[Figure collection entries]
↓↓↓

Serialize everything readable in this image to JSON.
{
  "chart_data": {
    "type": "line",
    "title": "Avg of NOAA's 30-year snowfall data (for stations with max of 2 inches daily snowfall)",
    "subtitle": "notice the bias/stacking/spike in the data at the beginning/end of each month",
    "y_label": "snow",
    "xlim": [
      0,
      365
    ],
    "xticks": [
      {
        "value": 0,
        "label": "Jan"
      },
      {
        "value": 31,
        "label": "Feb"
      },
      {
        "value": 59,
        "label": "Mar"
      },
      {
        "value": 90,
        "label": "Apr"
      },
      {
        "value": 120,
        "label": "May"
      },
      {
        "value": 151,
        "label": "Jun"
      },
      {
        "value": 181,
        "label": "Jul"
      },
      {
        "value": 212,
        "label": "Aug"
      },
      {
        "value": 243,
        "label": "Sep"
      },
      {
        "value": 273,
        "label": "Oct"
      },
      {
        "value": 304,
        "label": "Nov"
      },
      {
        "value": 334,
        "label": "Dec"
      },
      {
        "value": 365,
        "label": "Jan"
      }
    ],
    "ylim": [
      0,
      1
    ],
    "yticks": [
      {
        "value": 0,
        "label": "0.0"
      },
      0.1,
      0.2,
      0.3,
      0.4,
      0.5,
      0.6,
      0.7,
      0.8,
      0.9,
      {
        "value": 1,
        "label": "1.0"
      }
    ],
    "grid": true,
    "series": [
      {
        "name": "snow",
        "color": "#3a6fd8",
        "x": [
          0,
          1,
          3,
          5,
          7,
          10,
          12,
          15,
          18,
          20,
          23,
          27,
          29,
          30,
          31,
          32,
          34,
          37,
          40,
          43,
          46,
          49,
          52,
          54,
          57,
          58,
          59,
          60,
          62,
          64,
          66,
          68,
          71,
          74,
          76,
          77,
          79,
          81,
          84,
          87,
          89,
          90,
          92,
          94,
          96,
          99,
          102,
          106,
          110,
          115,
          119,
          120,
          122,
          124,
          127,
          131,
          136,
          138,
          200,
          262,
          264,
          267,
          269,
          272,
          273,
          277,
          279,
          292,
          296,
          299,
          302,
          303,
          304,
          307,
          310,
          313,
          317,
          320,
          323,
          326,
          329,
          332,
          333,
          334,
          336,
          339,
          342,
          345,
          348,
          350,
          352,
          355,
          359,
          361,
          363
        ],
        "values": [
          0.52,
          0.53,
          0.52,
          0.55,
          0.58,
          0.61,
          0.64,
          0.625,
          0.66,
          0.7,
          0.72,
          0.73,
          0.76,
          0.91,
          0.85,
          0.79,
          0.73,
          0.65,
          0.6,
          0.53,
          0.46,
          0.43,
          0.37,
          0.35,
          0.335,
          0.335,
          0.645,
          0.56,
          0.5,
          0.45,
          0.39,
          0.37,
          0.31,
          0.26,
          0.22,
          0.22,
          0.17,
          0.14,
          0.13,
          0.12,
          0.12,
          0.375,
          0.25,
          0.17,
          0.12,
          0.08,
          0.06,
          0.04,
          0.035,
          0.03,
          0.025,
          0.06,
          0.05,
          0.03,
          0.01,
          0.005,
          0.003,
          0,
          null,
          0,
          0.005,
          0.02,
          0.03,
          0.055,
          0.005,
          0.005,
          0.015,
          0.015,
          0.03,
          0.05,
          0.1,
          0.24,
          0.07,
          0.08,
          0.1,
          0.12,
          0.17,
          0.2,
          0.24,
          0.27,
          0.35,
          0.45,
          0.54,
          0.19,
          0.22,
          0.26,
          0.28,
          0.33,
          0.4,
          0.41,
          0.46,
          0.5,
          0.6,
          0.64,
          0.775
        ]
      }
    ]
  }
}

↑↑↑

Return the listing above in full, character for character.

Serialize everything readable in this image to JSON.
{
  "chart_data": {
    "type": "line",
    "title": "Avg of NOAA's 30-year snowfall data (for stations with max of 2 inches daily snowfall)",
    "subtitle": "notice the bias/stacking/spike in the data at the beginning/end of each month",
    "y_label": "snow",
    "xlim": [
      0,
      365
    ],
    "xticks": [
      {
        "value": 0,
        "label": "Jan"
      },
      {
        "value": 31,
        "label": "Feb"
      },
      {
        "value": 59,
        "label": "Mar"
      },
      {
        "value": 90,
        "label": "Apr"
      },
      {
        "value": 120,
        "label": "May"
      },
      {
        "value": 151,
        "label": "Jun"
      },
      {
        "value": 181,
        "label": "Jul"
      },
      {
        "value": 212,
        "label": "Aug"
      },
      {
        "value": 243,
        "label": "Sep"
      },
      {
        "value": 273,
        "label": "Oct"
      },
      {
        "value": 304,
        "label": "Nov"
      },
      {
        "value": 334,
        "label": "Dec"
      },
      {
        "value": 365,
        "label": "Jan"
      }
    ],
    "ylim": [
      0,
      1
    ],
    "yticks": [
      {
        "value": 0,
        "label": "0.0"
      },
      0.1,
      0.2,
      0.3,
      0.4,
      0.5,
      0.6,
      0.7,
      0.8,
      0.9,
      {
        "value": 1,
        "label": "1.0"
      }
    ],
    "grid": true,
    "series": [
      {
        "name": "snow",
        "color": "#3a6fd8",
        "x": [
          0,
          1,
          3,
          5,
          7,
          10,
          12,
          15,
          18,
          20,
          23,
          27,
          29,
          30,
          31,
          32,
          34,
          37,
          40,
          43,
          46,
          49,
          52,
          54,
          57,
          58,
          59,
          60,
          62,
          64,
          66,
          68,
          71,
          74,
          76,
          77,
          79,
          81,
          84,
          87,
          89,
          90,
          92,
          94,
          96,
          99,
          102,
          106,
          110,
          115,
          119,
          120,
          122,
          124,
          127,
          131,
          136,
          138,
          200,
          262,
          264,
          267,
          269,
          272,
          273,
          277,
          279,
          292,
          296,
          299,
          302,
          303,
          304,
          307,
          310,
          313,
          317,
          320,
          323,
          326,
          329,
          332,
          333,
          334,
          336,
          339,
          342,
          345,
          348,
          350,
          352,
          355,
          359,
          361,
          363
        ],
        "values": [
          0.52,
          0.53,
          0.52,
          0.55,
          0.58,
          0.61,
          0.64,
          0.625,
          0.66,
          0.7,
          0.72,
          0.73,
          0.76,
          0.91,
          0.85,
          0.79,
          0.73,
          0.65,
          0.6,
          0.53,
          0.46,
          0.43,
          0.37,
          0.35,
          0.335,
          0.335,
          0.645,
          0.56,
          0.5,
          0.45,
          0.39,
          0.37,
          0.31,
          0.26,
          0.22,
          0.22,
          0.17,
          0.14,
          0.13,
          0.12,
          0.12,
          0.375,
          0.25,
          0.17,
          0.12,
          0.08,
          0.06,
          0.04,
          0.035,
          0.03,
          0.025,
          0.06,
          0.05,
          0.03,
          0.01,
          0.005,
          0.003,
          0,
          null,
          0,
          0.005,
          0.02,
          0.03,
          0.055,
          0.005,
          0.005,
          0.015,
          0.015,
          0.03,
          0.05,
          0.1,
          0.24,
          0.07,
          0.08,
          0.1,
          0.12,
          0.17,
          0.2,
          0.24,
          0.27,
          0.35,
          0.45,
          0.54,
          0.19,
          0.22,
          0.26,
          0.28,
          0.33,
          0.4,
          0.41,
          0.46,
          0.5,
          0.6,
          0.64,
          0.775
        ]
      }
    ]
  }
}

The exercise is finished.